### Stated problem
Reproduce every line of the material below verbatim, leaving nothing out and changing nothing.

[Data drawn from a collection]
* * *

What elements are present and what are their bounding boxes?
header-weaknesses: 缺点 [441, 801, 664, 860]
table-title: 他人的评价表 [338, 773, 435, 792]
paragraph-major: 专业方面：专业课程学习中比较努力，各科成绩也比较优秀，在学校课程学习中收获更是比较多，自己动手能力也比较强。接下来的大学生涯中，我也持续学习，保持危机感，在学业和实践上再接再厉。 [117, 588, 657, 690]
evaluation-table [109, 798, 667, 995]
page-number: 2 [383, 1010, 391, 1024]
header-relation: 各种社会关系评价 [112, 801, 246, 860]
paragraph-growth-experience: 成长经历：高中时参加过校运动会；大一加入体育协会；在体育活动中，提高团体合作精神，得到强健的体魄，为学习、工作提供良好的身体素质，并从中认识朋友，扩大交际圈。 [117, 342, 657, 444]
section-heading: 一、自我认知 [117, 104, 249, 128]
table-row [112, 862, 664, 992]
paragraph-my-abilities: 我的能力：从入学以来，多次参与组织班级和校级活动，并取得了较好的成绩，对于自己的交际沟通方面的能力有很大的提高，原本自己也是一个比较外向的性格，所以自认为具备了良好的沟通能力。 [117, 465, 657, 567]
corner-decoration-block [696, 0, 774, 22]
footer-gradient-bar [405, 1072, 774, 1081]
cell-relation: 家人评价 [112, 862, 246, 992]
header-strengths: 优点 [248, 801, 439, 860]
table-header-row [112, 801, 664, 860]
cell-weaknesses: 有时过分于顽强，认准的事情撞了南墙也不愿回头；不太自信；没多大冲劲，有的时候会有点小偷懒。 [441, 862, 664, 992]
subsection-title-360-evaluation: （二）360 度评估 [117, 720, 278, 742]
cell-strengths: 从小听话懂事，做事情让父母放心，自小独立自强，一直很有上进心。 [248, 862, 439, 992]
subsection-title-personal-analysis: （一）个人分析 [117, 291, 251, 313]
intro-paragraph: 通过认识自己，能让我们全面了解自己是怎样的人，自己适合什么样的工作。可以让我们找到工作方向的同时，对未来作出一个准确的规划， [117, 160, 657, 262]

* * *

### Task result
What elements are present and what are their bounding boxes?
header-weaknesses: 缺点 [441, 801, 664, 860]
table-title: 他人的评价表 [338, 773, 435, 792]
paragraph-major: 专业方面：专业课程学习中比较努力，各科成绩也比较优秀，在学校课程学习中收获更是比较多，自己动手能力也比较强。接下来的大学生涯中，我也持续学习，保持危机感，在学业和实践上再接再厉。 [117, 588, 657, 690]
evaluation-table [109, 798, 667, 995]
page-number: 2 [383, 1010, 391, 1024]
header-relation: 各种社会关系评价 [112, 801, 246, 860]
paragraph-growth-experience: 成长经历：高中时参加过校运动会；大一加入体育协会；在体育活动中，提高团体合作精神，得到强健的体魄，为学习、工作提供良好的身体素质，并从中认识朋友，扩大交际圈。 [117, 342, 657, 444]
section-heading: 一、自我认知 [117, 104, 249, 128]
table-row [112, 862, 664, 992]
paragraph-my-abilities: 我的能力：从入学以来，多次参与组织班级和校级活动，并取得了较好的成绩，对于自己的交际沟通方面的能力有很大的提高，原本自己也是一个比较外向的性格，所以自认为具备了良好的沟通能力。 [117, 465, 657, 567]
corner-decoration-block [696, 0, 774, 22]
footer-gradient-bar [405, 1072, 774, 1081]
cell-relation: 家人评价 [112, 862, 246, 992]
header-strengths: 优点 [248, 801, 439, 860]
table-header-row [112, 801, 664, 860]
cell-weaknesses: 有时过分于顽强，认准的事情撞了南墙也不愿回头；不太自信；没多大冲劲，有的时候会有点小偷懒。 [441, 862, 664, 992]
subsection-title-360-evaluation: （二）360 度评估 [117, 720, 278, 742]
cell-strengths: 从小听话懂事，做事情让父母放心，自小独立自强，一直很有上进心。 [248, 862, 439, 992]
subsection-title-personal-analysis: （一）个人分析 [117, 291, 251, 313]
intro-paragraph: 通过认识自己，能让我们全面了解自己是怎样的人，自己适合什么样的工作。可以让我们找到工作方向的同时，对未来作出一个准确的规划， [117, 160, 657, 262]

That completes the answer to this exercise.